### Stated task
Word for word, retype every entry in the listing.

### Dataset rows
+++++

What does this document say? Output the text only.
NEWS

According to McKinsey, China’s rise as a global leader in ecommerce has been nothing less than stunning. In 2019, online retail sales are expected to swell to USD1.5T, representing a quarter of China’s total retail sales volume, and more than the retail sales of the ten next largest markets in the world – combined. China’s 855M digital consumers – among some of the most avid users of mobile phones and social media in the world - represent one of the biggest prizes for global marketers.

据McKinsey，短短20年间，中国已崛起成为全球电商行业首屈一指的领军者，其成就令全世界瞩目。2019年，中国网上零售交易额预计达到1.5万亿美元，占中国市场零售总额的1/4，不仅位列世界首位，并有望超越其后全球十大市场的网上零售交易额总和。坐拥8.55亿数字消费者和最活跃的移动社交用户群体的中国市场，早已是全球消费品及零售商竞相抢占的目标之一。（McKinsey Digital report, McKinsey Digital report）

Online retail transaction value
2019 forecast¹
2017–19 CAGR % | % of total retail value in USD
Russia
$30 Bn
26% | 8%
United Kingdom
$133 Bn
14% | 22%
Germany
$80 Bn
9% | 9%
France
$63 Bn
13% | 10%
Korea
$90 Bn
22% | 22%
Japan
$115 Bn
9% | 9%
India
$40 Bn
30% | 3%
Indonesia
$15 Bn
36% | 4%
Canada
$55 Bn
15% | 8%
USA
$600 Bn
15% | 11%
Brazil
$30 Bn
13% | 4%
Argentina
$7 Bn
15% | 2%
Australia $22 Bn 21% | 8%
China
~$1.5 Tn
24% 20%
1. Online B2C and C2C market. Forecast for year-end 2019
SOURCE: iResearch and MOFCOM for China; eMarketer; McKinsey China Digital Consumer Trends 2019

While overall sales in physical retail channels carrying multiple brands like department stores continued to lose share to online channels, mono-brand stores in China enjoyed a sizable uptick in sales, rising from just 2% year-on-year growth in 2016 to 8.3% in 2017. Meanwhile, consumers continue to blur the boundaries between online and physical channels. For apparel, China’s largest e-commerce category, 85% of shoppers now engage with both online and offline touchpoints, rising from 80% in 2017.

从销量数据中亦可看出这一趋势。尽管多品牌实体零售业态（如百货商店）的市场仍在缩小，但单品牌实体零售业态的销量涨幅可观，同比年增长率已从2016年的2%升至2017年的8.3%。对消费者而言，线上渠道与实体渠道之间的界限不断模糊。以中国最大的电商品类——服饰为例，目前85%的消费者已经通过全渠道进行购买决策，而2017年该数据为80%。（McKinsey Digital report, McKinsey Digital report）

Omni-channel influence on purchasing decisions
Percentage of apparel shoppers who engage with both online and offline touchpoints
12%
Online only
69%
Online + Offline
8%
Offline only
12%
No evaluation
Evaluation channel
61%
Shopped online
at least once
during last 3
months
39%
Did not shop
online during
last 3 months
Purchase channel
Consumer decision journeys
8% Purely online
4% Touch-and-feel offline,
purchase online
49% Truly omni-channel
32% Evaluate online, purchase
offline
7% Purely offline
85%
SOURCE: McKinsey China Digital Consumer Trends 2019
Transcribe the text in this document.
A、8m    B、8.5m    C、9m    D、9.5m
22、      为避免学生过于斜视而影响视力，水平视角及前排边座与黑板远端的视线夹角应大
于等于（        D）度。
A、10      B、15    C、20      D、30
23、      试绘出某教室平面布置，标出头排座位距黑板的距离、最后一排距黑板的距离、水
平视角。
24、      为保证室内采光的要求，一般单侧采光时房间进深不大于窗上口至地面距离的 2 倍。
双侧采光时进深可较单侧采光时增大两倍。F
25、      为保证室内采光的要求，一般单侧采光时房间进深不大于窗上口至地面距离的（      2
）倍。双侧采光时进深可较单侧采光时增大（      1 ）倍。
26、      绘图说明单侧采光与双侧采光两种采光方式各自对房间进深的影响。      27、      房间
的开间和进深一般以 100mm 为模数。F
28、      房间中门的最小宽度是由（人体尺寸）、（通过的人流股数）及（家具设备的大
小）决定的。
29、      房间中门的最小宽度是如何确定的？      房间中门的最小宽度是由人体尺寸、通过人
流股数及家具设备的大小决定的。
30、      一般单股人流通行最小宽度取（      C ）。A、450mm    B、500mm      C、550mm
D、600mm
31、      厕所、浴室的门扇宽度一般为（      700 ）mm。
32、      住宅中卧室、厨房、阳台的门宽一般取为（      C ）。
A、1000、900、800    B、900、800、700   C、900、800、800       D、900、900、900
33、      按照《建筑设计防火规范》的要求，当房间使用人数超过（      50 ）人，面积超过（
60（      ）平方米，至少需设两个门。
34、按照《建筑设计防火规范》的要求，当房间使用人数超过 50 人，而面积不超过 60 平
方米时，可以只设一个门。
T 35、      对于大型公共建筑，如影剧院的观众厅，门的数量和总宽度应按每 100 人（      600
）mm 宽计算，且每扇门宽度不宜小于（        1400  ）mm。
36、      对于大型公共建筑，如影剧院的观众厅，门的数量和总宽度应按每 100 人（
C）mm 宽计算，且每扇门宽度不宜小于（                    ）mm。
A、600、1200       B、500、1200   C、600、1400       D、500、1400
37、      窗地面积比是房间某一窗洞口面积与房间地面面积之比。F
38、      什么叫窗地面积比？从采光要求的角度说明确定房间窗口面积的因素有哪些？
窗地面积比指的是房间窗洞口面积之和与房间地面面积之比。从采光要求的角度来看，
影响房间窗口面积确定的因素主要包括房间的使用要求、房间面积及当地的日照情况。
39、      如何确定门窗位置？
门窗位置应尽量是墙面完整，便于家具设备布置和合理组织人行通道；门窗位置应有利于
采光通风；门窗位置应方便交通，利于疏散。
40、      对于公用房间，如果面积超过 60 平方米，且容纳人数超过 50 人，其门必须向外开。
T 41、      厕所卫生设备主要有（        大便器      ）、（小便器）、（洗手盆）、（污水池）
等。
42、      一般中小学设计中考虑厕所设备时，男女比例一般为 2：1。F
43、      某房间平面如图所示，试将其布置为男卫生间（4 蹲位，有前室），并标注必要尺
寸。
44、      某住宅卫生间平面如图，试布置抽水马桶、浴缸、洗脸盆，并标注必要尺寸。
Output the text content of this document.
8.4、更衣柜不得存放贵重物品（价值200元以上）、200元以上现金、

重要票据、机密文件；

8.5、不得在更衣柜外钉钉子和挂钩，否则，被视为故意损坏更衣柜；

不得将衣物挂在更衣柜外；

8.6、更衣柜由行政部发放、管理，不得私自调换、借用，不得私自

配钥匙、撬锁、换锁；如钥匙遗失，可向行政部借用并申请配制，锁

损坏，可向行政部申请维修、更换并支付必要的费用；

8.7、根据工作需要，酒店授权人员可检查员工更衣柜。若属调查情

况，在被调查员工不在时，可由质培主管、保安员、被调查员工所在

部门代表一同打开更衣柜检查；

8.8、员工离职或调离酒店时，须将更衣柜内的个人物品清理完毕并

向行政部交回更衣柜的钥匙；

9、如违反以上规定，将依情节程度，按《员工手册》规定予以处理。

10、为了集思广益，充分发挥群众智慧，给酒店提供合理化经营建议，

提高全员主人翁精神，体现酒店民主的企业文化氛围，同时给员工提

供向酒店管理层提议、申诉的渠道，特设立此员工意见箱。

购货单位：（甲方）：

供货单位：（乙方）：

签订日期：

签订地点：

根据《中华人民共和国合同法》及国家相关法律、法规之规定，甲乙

+++++

### Exercise answer
What does this document say? Output the text only.
NEWS

According to McKinsey, China’s rise as a global leader in ecommerce has been nothing less than stunning. In 2019, online retail sales are expected to swell to USD1.5T, representing a quarter of China’s total retail sales volume, and more than the retail sales of the ten next largest markets in the world – combined. China’s 855M digital consumers – among some of the most avid users of mobile phones and social media in the world - represent one of the biggest prizes for global marketers.

据McKinsey，短短20年间，中国已崛起成为全球电商行业首屈一指的领军者，其成就令全世界瞩目。2019年，中国网上零售交易额预计达到1.5万亿美元，占中国市场零售总额的1/4，不仅位列世界首位，并有望超越其后全球十大市场的网上零售交易额总和。坐拥8.55亿数字消费者和最活跃的移动社交用户群体的中国市场，早已是全球消费品及零售商竞相抢占的目标之一。（McKinsey Digital report, McKinsey Digital report）

Online retail transaction value
2019 forecast¹
2017–19 CAGR % | % of total retail value in USD
Russia
$30 Bn
26% | 8%
United Kingdom
$133 Bn
14% | 22%
Germany
$80 Bn
9% | 9%
France
$63 Bn
13% | 10%
Korea
$90 Bn
22% | 22%
Japan
$115 Bn
9% | 9%
India
$40 Bn
30% | 3%
Indonesia
$15 Bn
36% | 4%
Canada
$55 Bn
15% | 8%
USA
$600 Bn
15% | 11%
Brazil
$30 Bn
13% | 4%
Argentina
$7 Bn
15% | 2%
Australia $22 Bn 21% | 8%
China
~$1.5 Tn
24% 20%
1. Online B2C and C2C market. Forecast for year-end 2019
SOURCE: iResearch and MOFCOM for China; eMarketer; McKinsey China Digital Consumer Trends 2019

While overall sales in physical retail channels carrying multiple brands like department stores continued to lose share to online channels, mono-brand stores in China enjoyed a sizable uptick in sales, rising from just 2% year-on-year growth in 2016 to 8.3% in 2017. Meanwhile, consumers continue to blur the boundaries between online and physical channels. For apparel, China’s largest e-commerce category, 85% of shoppers now engage with both online and offline touchpoints, rising from 80% in 2017.

从销量数据中亦可看出这一趋势。尽管多品牌实体零售业态（如百货商店）的市场仍在缩小，但单品牌实体零售业态的销量涨幅可观，同比年增长率已从2016年的2%升至2017年的8.3%。对消费者而言，线上渠道与实体渠道之间的界限不断模糊。以中国最大的电商品类——服饰为例，目前85%的消费者已经通过全渠道进行购买决策，而2017年该数据为80%。（McKinsey Digital report, McKinsey Digital report）

Omni-channel influence on purchasing decisions
Percentage of apparel shoppers who engage with both online and offline touchpoints
12%
Online only
69%
Online + Offline
8%
Offline only
12%
No evaluation
Evaluation channel
61%
Shopped online
at least once
during last 3
months
39%
Did not shop
online during
last 3 months
Purchase channel
Consumer decision journeys
8% Purely online
4% Touch-and-feel offline,
purchase online
49% Truly omni-channel
32% Evaluate online, purchase
offline
7% Purely offline
85%
SOURCE: McKinsey China Digital Consumer Trends 2019
Transcribe the text in this document.
A、8m    B、8.5m    C、9m    D、9.5m
22、      为避免学生过于斜视而影响视力，水平视角及前排边座与黑板远端的视线夹角应大
于等于（        D）度。
A、10      B、15    C、20      D、30
23、      试绘出某教室平面布置，标出头排座位距黑板的距离、最后一排距黑板的距离、水
平视角。
24、      为保证室内采光的要求，一般单侧采光时房间进深不大于窗上口至地面距离的 2 倍。
双侧采光时进深可较单侧采光时增大两倍。F
25、      为保证室内采光的要求，一般单侧采光时房间进深不大于窗上口至地面距离的（      2
）倍。双侧采光时进深可较单侧采光时增大（      1 ）倍。
26、      绘图说明单侧采光与双侧采光两种采光方式各自对房间进深的影响。      27、      房间
的开间和进深一般以 100mm 为模数。F
28、      房间中门的最小宽度是由（人体尺寸）、（通过的人流股数）及（家具设备的大
小）决定的。
29、      房间中门的最小宽度是如何确定的？      房间中门的最小宽度是由人体尺寸、通过人
流股数及家具设备的大小决定的。
30、      一般单股人流通行最小宽度取（      C ）。A、450mm    B、500mm      C、550mm
D、600mm
31、      厕所、浴室的门扇宽度一般为（      700 ）mm。
32、      住宅中卧室、厨房、阳台的门宽一般取为（      C ）。
A、1000、900、800    B、900、800、700   C、900、800、800       D、900、900、900
33、      按照《建筑设计防火规范》的要求，当房间使用人数超过（      50 ）人，面积超过（
60（      ）平方米，至少需设两个门。
34、按照《建筑设计防火规范》的要求，当房间使用人数超过 50 人，而面积不超过 60 平
方米时，可以只设一个门。
T 35、      对于大型公共建筑，如影剧院的观众厅，门的数量和总宽度应按每 100 人（      600
）mm 宽计算，且每扇门宽度不宜小于（        1400  ）mm。
36、      对于大型公共建筑，如影剧院的观众厅，门的数量和总宽度应按每 100 人（
C）mm 宽计算，且每扇门宽度不宜小于（                    ）mm。
A、600、1200       B、500、1200   C、600、1400       D、500、1400
37、      窗地面积比是房间某一窗洞口面积与房间地面面积之比。F
38、      什么叫窗地面积比？从采光要求的角度说明确定房间窗口面积的因素有哪些？
窗地面积比指的是房间窗洞口面积之和与房间地面面积之比。从采光要求的角度来看，
影响房间窗口面积确定的因素主要包括房间的使用要求、房间面积及当地的日照情况。
39、      如何确定门窗位置？
门窗位置应尽量是墙面完整，便于家具设备布置和合理组织人行通道；门窗位置应有利于
采光通风；门窗位置应方便交通，利于疏散。
40、      对于公用房间，如果面积超过 60 平方米，且容纳人数超过 50 人，其门必须向外开。
T 41、      厕所卫生设备主要有（        大便器      ）、（小便器）、（洗手盆）、（污水池）
等。
42、      一般中小学设计中考虑厕所设备时，男女比例一般为 2：1。F
43、      某房间平面如图所示，试将其布置为男卫生间（4 蹲位，有前室），并标注必要尺
寸。
44、      某住宅卫生间平面如图，试布置抽水马桶、浴缸、洗脸盆，并标注必要尺寸。
Output the text content of this document.
8.4、更衣柜不得存放贵重物品（价值200元以上）、200元以上现金、

重要票据、机密文件；

8.5、不得在更衣柜外钉钉子和挂钩，否则，被视为故意损坏更衣柜；

不得将衣物挂在更衣柜外；

8.6、更衣柜由行政部发放、管理，不得私自调换、借用，不得私自

配钥匙、撬锁、换锁；如钥匙遗失，可向行政部借用并申请配制，锁

损坏，可向行政部申请维修、更换并支付必要的费用；

8.7、根据工作需要，酒店授权人员可检查员工更衣柜。若属调查情

况，在被调查员工不在时，可由质培主管、保安员、被调查员工所在

部门代表一同打开更衣柜检查；

8.8、员工离职或调离酒店时，须将更衣柜内的个人物品清理完毕并

向行政部交回更衣柜的钥匙；

9、如违反以上规定，将依情节程度，按《员工手册》规定予以处理。

10、为了集思广益，充分发挥群众智慧，给酒店提供合理化经营建议，

提高全员主人翁精神，体现酒店民主的企业文化氛围，同时给员工提

供向酒店管理层提议、申诉的渠道，特设立此员工意见箱。

购货单位：（甲方）：

供货单位：（乙方）：

签订日期：

签订地点：

根据《中华人民共和国合同法》及国家相关法律、法规之规定，甲乙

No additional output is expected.